━━━ DATA IN THIS EXERCISE ━━━

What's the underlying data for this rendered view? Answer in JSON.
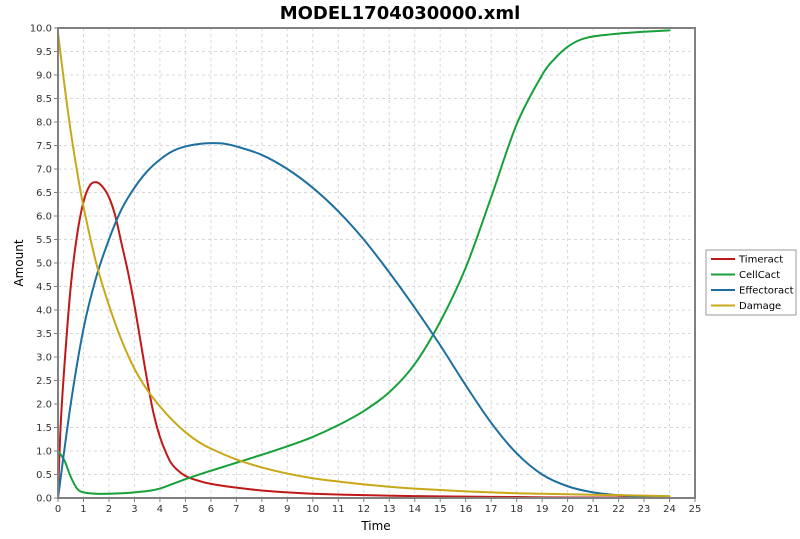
{
  "chart_data": {
    "type": "line",
    "title": "MODEL1704030000.xml",
    "xlabel": "Time",
    "ylabel": "Amount",
    "xlim": [
      0,
      25
    ],
    "ylim": [
      0,
      10
    ],
    "x_ticks": [
      "0",
      "1",
      "2",
      "3",
      "4",
      "5",
      "6",
      "7",
      "8",
      "9",
      "10",
      "11",
      "12",
      "13",
      "14",
      "15",
      "16",
      "17",
      "18",
      "19",
      "20",
      "21",
      "22",
      "23",
      "24",
      "25"
    ],
    "y_ticks": [
      "0.0",
      "0.5",
      "1.0",
      "1.5",
      "2.0",
      "2.5",
      "3.0",
      "3.5",
      "4.0",
      "4.5",
      "5.0",
      "5.5",
      "6.0",
      "6.5",
      "7.0",
      "7.5",
      "8.0",
      "8.5",
      "9.0",
      "9.5",
      "10.0"
    ],
    "grid": true,
    "legend_position": "right",
    "series": [
      {
        "name": "Timeract",
        "color": "#c01818",
        "x": [
          0,
          0.1,
          0.25,
          0.5,
          0.75,
          1.0,
          1.25,
          1.5,
          1.75,
          2.0,
          2.25,
          2.5,
          2.75,
          3.0,
          3.25,
          3.5,
          3.75,
          4.0,
          4.25,
          4.5,
          5.0,
          5.5,
          6.0,
          7.0,
          8.0,
          9.0,
          10.0,
          12.0,
          14.0,
          16.0,
          18.0,
          20.0,
          22.0,
          24.0
        ],
        "y": [
          0.0,
          1.5,
          2.8,
          4.5,
          5.6,
          6.3,
          6.65,
          6.72,
          6.62,
          6.4,
          6.0,
          5.4,
          4.8,
          4.1,
          3.3,
          2.5,
          1.8,
          1.3,
          0.95,
          0.7,
          0.47,
          0.37,
          0.3,
          0.22,
          0.16,
          0.12,
          0.09,
          0.06,
          0.04,
          0.03,
          0.02,
          0.01,
          0.01,
          0.0
        ]
      },
      {
        "name": "CellCact",
        "color": "#17a03a",
        "x": [
          0,
          0.25,
          0.5,
          0.75,
          1.0,
          1.5,
          2.0,
          2.5,
          3.0,
          3.5,
          4.0,
          5.0,
          6.0,
          7.0,
          8.0,
          9.0,
          10.0,
          11.0,
          12.0,
          13.0,
          14.0,
          15.0,
          16.0,
          17.0,
          18.0,
          19.0,
          19.5,
          20.0,
          20.5,
          21.0,
          22.0,
          23.0,
          24.0
        ],
        "y": [
          1.0,
          0.8,
          0.45,
          0.2,
          0.12,
          0.09,
          0.09,
          0.1,
          0.12,
          0.15,
          0.2,
          0.4,
          0.58,
          0.75,
          0.92,
          1.1,
          1.3,
          1.55,
          1.85,
          2.25,
          2.85,
          3.75,
          4.9,
          6.4,
          7.95,
          9.0,
          9.35,
          9.6,
          9.75,
          9.82,
          9.88,
          9.92,
          9.95
        ]
      },
      {
        "name": "Effectoract",
        "color": "#1c6f9f",
        "x": [
          0,
          0.5,
          1.0,
          1.5,
          2.0,
          2.5,
          3.0,
          3.5,
          4.0,
          4.5,
          5.0,
          5.5,
          6.0,
          6.5,
          7.0,
          8.0,
          9.0,
          10.0,
          11.0,
          12.0,
          13.0,
          14.0,
          15.0,
          16.0,
          17.0,
          18.0,
          19.0,
          20.0,
          21.0,
          22.0,
          23.0,
          24.0
        ],
        "y": [
          0.0,
          2.0,
          3.6,
          4.7,
          5.5,
          6.15,
          6.6,
          6.95,
          7.2,
          7.38,
          7.48,
          7.53,
          7.55,
          7.54,
          7.48,
          7.3,
          7.0,
          6.6,
          6.1,
          5.5,
          4.8,
          4.05,
          3.25,
          2.4,
          1.6,
          0.95,
          0.5,
          0.25,
          0.12,
          0.06,
          0.03,
          0.02
        ]
      },
      {
        "name": "Damage",
        "color": "#c8a818",
        "x": [
          0,
          0.25,
          0.5,
          0.75,
          1.0,
          1.5,
          2.0,
          2.5,
          3.0,
          3.5,
          4.0,
          4.5,
          5.0,
          5.5,
          6.0,
          7.0,
          8.0,
          9.0,
          10.0,
          11.0,
          12.0,
          13.0,
          14.0,
          15.0,
          16.0,
          17.0,
          18.0,
          19.0,
          20.0,
          21.0,
          22.0,
          23.0,
          24.0
        ],
        "y": [
          9.9,
          8.8,
          7.8,
          6.95,
          6.2,
          5.0,
          4.1,
          3.35,
          2.75,
          2.3,
          1.95,
          1.65,
          1.4,
          1.2,
          1.05,
          0.82,
          0.65,
          0.52,
          0.42,
          0.35,
          0.29,
          0.24,
          0.2,
          0.17,
          0.14,
          0.12,
          0.1,
          0.09,
          0.08,
          0.07,
          0.06,
          0.05,
          0.04
        ]
      }
    ]
  }
}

━━━

TASK BRIEF: Sift the material for lines with the string "color". Copy each one found.

FINISHED ANSWER:
        "color": "#c01818",
        "color": "#17a03a",
        "color": "#1c6f9f",
        "color": "#c8a818",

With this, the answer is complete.